Exercise inputs »
+ + + + +

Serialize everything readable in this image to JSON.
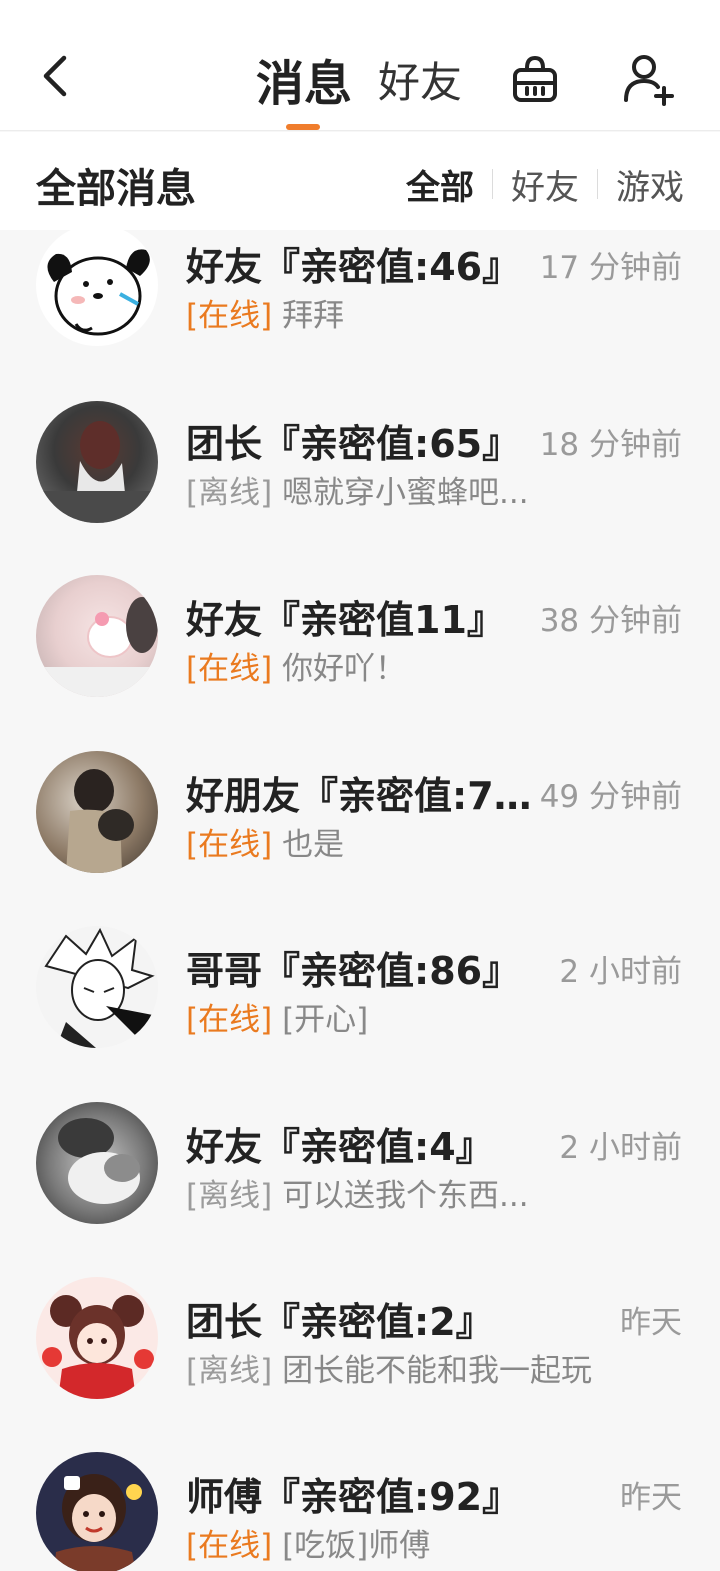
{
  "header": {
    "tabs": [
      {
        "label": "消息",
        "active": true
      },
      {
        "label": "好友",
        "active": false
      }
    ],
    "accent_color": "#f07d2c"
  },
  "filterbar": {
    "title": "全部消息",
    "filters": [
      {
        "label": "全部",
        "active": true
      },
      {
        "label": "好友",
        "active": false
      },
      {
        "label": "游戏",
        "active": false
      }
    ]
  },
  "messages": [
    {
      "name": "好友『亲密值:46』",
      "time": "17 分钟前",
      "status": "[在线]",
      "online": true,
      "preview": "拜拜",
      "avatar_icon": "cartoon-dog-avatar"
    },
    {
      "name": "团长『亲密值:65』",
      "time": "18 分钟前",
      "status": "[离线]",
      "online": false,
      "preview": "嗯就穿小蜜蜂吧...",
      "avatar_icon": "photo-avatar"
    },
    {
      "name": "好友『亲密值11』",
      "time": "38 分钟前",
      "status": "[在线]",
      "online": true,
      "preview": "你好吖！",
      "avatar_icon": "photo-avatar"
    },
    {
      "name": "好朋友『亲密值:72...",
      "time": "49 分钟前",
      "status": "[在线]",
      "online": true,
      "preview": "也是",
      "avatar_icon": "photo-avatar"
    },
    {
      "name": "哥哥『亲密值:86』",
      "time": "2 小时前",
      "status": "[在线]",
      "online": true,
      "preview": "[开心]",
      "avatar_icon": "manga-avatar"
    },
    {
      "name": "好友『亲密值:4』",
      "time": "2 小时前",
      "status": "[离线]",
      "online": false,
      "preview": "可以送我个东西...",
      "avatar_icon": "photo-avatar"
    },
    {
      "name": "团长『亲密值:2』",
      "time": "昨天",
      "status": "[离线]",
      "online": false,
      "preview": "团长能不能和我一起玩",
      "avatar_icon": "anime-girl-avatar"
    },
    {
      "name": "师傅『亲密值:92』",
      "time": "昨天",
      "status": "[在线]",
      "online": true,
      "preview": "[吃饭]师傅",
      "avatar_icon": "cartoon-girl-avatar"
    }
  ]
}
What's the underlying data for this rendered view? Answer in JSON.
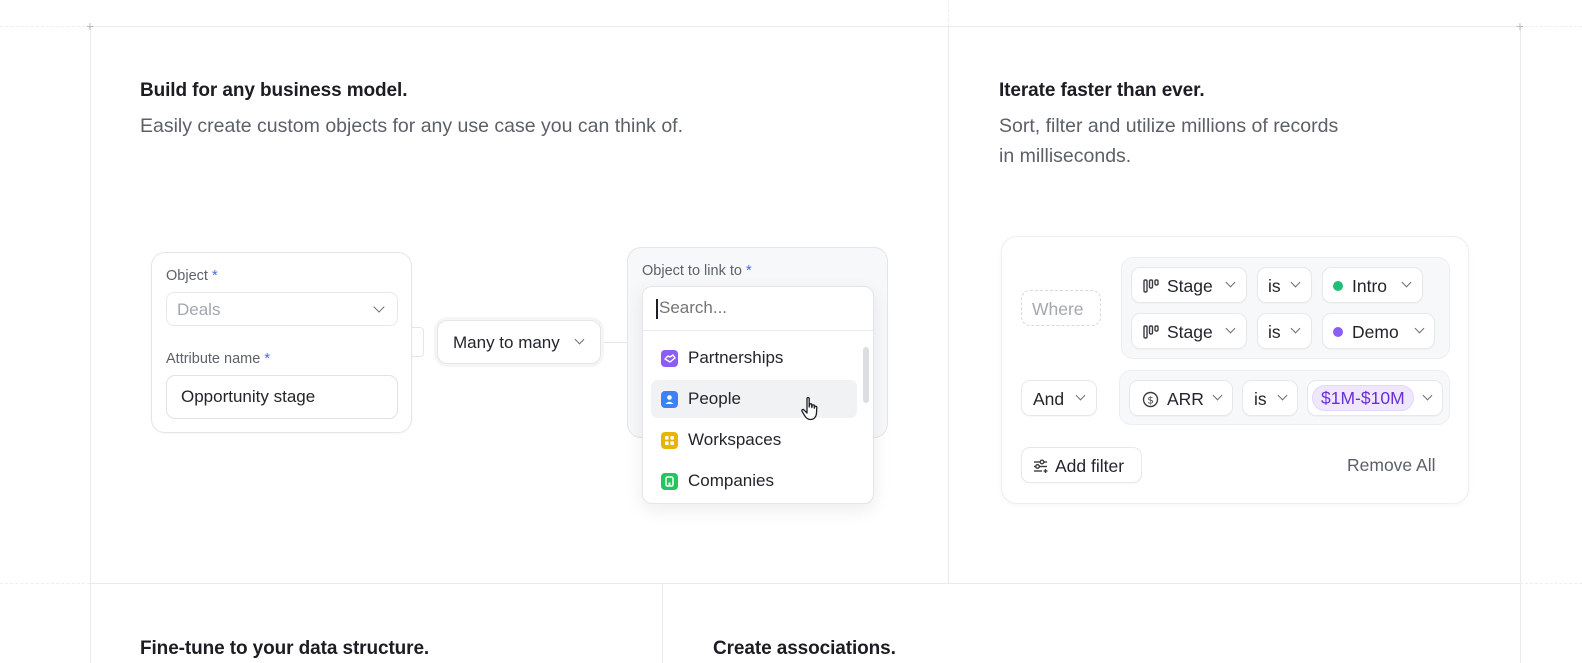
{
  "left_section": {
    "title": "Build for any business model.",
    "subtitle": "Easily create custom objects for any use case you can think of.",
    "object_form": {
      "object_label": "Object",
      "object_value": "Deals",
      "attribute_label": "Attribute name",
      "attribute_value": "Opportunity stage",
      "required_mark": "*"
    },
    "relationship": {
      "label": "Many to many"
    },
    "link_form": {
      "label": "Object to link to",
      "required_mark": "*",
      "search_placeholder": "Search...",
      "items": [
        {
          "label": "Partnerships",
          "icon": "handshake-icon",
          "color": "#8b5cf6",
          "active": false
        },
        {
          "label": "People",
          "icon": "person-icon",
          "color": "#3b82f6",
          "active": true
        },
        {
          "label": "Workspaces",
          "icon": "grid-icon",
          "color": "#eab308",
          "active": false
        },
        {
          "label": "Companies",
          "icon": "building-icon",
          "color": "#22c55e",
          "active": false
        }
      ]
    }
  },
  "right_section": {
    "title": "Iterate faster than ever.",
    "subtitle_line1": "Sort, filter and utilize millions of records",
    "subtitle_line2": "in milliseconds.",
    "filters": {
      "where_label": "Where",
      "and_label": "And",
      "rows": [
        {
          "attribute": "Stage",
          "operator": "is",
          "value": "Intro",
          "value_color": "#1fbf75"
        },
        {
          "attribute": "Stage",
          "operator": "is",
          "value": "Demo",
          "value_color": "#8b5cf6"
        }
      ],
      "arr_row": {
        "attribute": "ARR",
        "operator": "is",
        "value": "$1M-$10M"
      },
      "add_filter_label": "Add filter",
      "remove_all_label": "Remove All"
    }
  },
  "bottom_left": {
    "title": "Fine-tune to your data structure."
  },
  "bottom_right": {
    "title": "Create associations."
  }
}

+ + + + +

Short task »
Repeat all of the data above word for word, minus the pictures.

Exercise result »
Serialize everything readable in this image to JSON.
{
  "header": {
    "tabs": [
      {
        "label": "消息",
        "active": true
      },
      {
        "label": "好友",
        "active": false
      }
    ],
    "accent_color": "#f07d2c"
  },
  "filterbar": {
    "title": "全部消息",
    "filters": [
      {
        "label": "全部",
        "active": true
      },
      {
        "label": "好友",
        "active": false
      },
      {
        "label": "游戏",
        "active": false
      }
    ]
  },
  "messages": [
    {
      "name": "好友『亲密值:46』",
      "time": "17 分钟前",
      "status": "[在线]",
      "online": true,
      "preview": "拜拜",
      "avatar_icon": "cartoon-dog-avatar"
    },
    {
      "name": "团长『亲密值:65』",
      "time": "18 分钟前",
      "status": "[离线]",
      "online": false,
      "preview": "嗯就穿小蜜蜂吧...",
      "avatar_icon": "photo-avatar"
    },
    {
      "name": "好友『亲密值11』",
      "time": "38 分钟前",
      "status": "[在线]",
      "online": true,
      "preview": "你好吖！",
      "avatar_icon": "photo-avatar"
    },
    {
      "name": "好朋友『亲密值:72...",
      "time": "49 分钟前",
      "status": "[在线]",
      "online": true,
      "preview": "也是",
      "avatar_icon": "photo-avatar"
    },
    {
      "name": "哥哥『亲密值:86』",
      "time": "2 小时前",
      "status": "[在线]",
      "online": true,
      "preview": "[开心]",
      "avatar_icon": "manga-avatar"
    },
    {
      "name": "好友『亲密值:4』",
      "time": "2 小时前",
      "status": "[离线]",
      "online": false,
      "preview": "可以送我个东西...",
      "avatar_icon": "photo-avatar"
    },
    {
      "name": "团长『亲密值:2』",
      "time": "昨天",
      "status": "[离线]",
      "online": false,
      "preview": "团长能不能和我一起玩",
      "avatar_icon": "anime-girl-avatar"
    },
    {
      "name": "师傅『亲密值:92』",
      "time": "昨天",
      "status": "[在线]",
      "online": true,
      "preview": "[吃饭]师傅",
      "avatar_icon": "cartoon-girl-avatar"
    }
  ]
}
What's the underlying data for this rendered view? Answer in JSON.
{
  "left_section": {
    "title": "Build for any business model.",
    "subtitle": "Easily create custom objects for any use case you can think of.",
    "object_form": {
      "object_label": "Object",
      "object_value": "Deals",
      "attribute_label": "Attribute name",
      "attribute_value": "Opportunity stage",
      "required_mark": "*"
    },
    "relationship": {
      "label": "Many to many"
    },
    "link_form": {
      "label": "Object to link to",
      "required_mark": "*",
      "search_placeholder": "Search...",
      "items": [
        {
          "label": "Partnerships",
          "icon": "handshake-icon",
          "color": "#8b5cf6",
          "active": false
        },
        {
          "label": "People",
          "icon": "person-icon",
          "color": "#3b82f6",
          "active": true
        },
        {
          "label": "Workspaces",
          "icon": "grid-icon",
          "color": "#eab308",
          "active": false
        },
        {
          "label": "Companies",
          "icon": "building-icon",
          "color": "#22c55e",
          "active": false
        }
      ]
    }
  },
  "right_section": {
    "title": "Iterate faster than ever.",
    "subtitle_line1": "Sort, filter and utilize millions of records",
    "subtitle_line2": "in milliseconds.",
    "filters": {
      "where_label": "Where",
      "and_label": "And",
      "rows": [
        {
          "attribute": "Stage",
          "operator": "is",
          "value": "Intro",
          "value_color": "#1fbf75"
        },
        {
          "attribute": "Stage",
          "operator": "is",
          "value": "Demo",
          "value_color": "#8b5cf6"
        }
      ],
      "arr_row": {
        "attribute": "ARR",
        "operator": "is",
        "value": "$1M-$10M"
      },
      "add_filter_label": "Add filter",
      "remove_all_label": "Remove All"
    }
  },
  "bottom_left": {
    "title": "Fine-tune to your data structure."
  },
  "bottom_right": {
    "title": "Create associations."
  }
}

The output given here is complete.